● **Required work**: Copy the data exactly as it appears, and do not include any pictures.

● **Input records**:
↓↓↓
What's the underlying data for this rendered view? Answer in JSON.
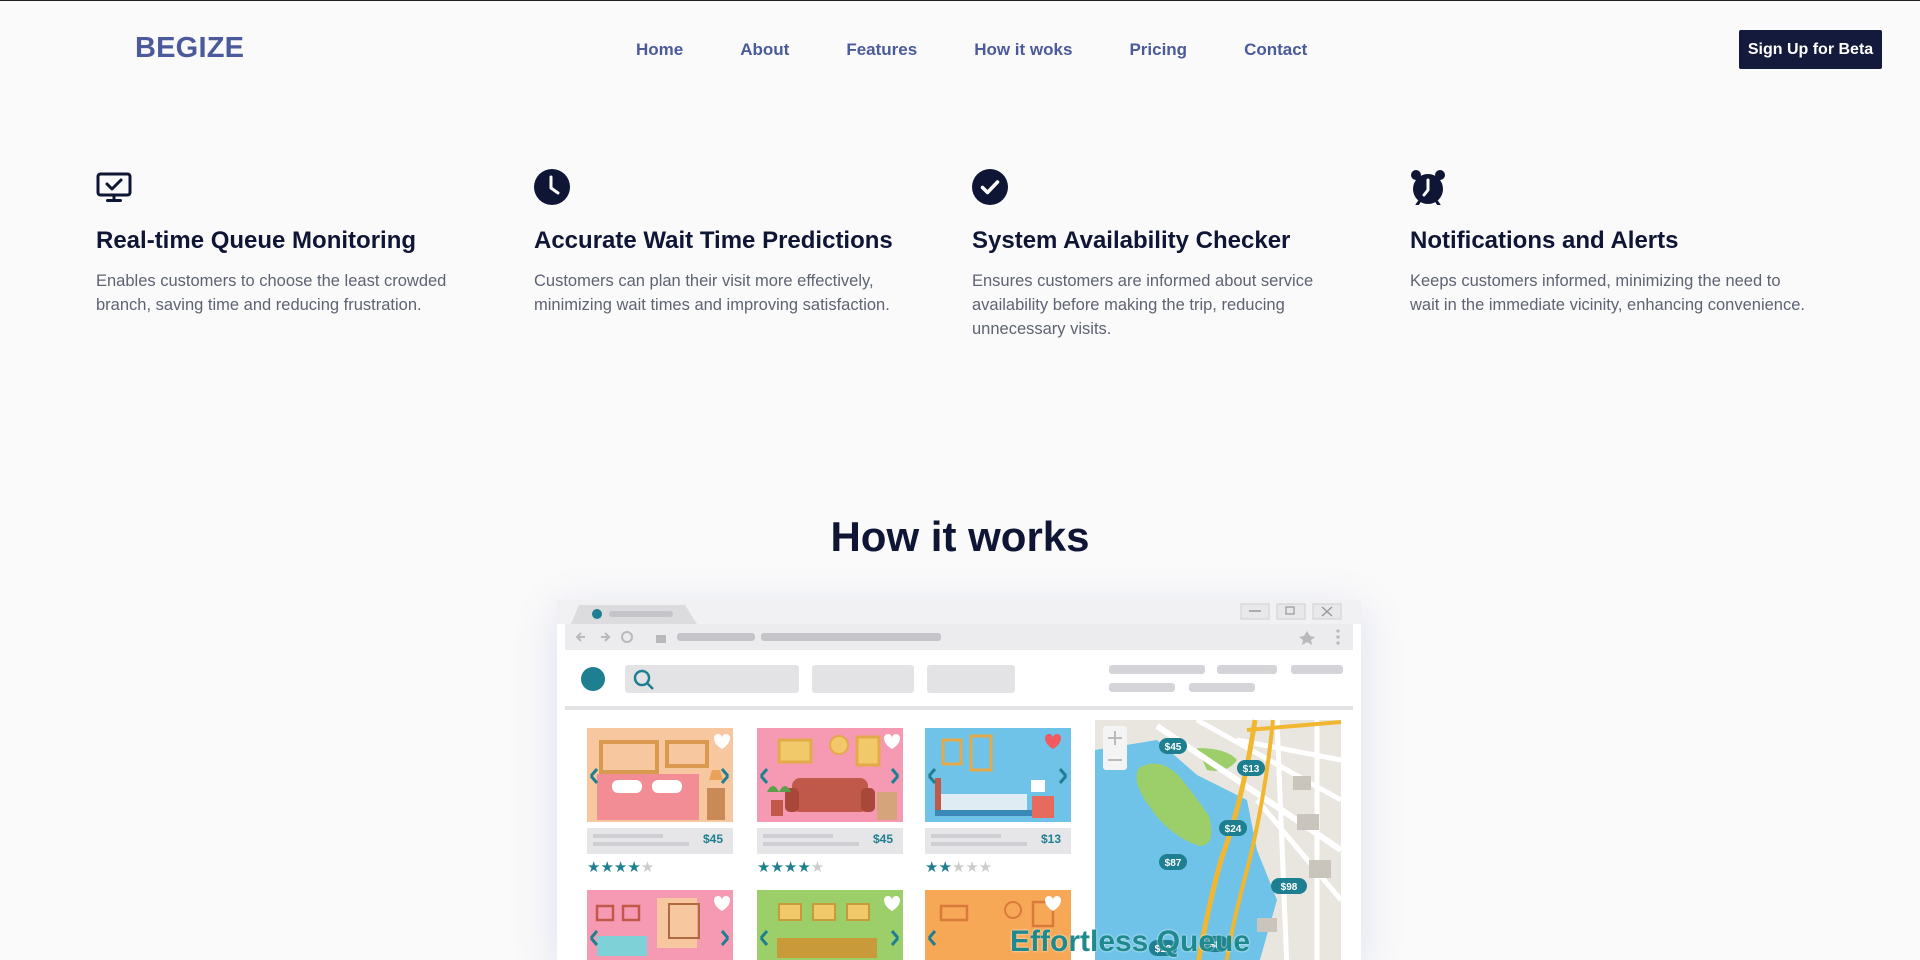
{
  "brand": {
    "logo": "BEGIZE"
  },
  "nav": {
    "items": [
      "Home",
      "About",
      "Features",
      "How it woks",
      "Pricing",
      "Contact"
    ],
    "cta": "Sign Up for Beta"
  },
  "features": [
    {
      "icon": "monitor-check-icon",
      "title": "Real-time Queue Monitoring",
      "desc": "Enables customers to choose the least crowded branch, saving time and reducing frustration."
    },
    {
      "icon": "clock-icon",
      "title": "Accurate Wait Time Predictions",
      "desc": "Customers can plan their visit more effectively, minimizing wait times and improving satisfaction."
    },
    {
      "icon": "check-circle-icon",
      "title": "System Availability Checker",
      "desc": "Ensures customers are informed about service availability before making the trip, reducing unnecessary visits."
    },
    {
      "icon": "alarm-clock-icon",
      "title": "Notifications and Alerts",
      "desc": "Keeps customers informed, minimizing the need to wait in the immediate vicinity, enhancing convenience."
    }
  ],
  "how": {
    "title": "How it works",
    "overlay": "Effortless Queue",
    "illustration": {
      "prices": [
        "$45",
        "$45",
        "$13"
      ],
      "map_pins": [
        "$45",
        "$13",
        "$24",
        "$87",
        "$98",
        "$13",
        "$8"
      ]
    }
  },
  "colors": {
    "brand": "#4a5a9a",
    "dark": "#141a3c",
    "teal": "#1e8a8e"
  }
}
↑↑↑
● **The output**:
What's the underlying data for this rendered view? Answer in JSON.
{
  "brand": {
    "logo": "BEGIZE"
  },
  "nav": {
    "items": [
      "Home",
      "About",
      "Features",
      "How it woks",
      "Pricing",
      "Contact"
    ],
    "cta": "Sign Up for Beta"
  },
  "features": [
    {
      "icon": "monitor-check-icon",
      "title": "Real-time Queue Monitoring",
      "desc": "Enables customers to choose the least crowded branch, saving time and reducing frustration."
    },
    {
      "icon": "clock-icon",
      "title": "Accurate Wait Time Predictions",
      "desc": "Customers can plan their visit more effectively, minimizing wait times and improving satisfaction."
    },
    {
      "icon": "check-circle-icon",
      "title": "System Availability Checker",
      "desc": "Ensures customers are informed about service availability before making the trip, reducing unnecessary visits."
    },
    {
      "icon": "alarm-clock-icon",
      "title": "Notifications and Alerts",
      "desc": "Keeps customers informed, minimizing the need to wait in the immediate vicinity, enhancing convenience."
    }
  ],
  "how": {
    "title": "How it works",
    "overlay": "Effortless Queue",
    "illustration": {
      "prices": [
        "$45",
        "$45",
        "$13"
      ],
      "map_pins": [
        "$45",
        "$13",
        "$24",
        "$87",
        "$98",
        "$13",
        "$8"
      ]
    }
  },
  "colors": {
    "brand": "#4a5a9a",
    "dark": "#141a3c",
    "teal": "#1e8a8e"
  }
}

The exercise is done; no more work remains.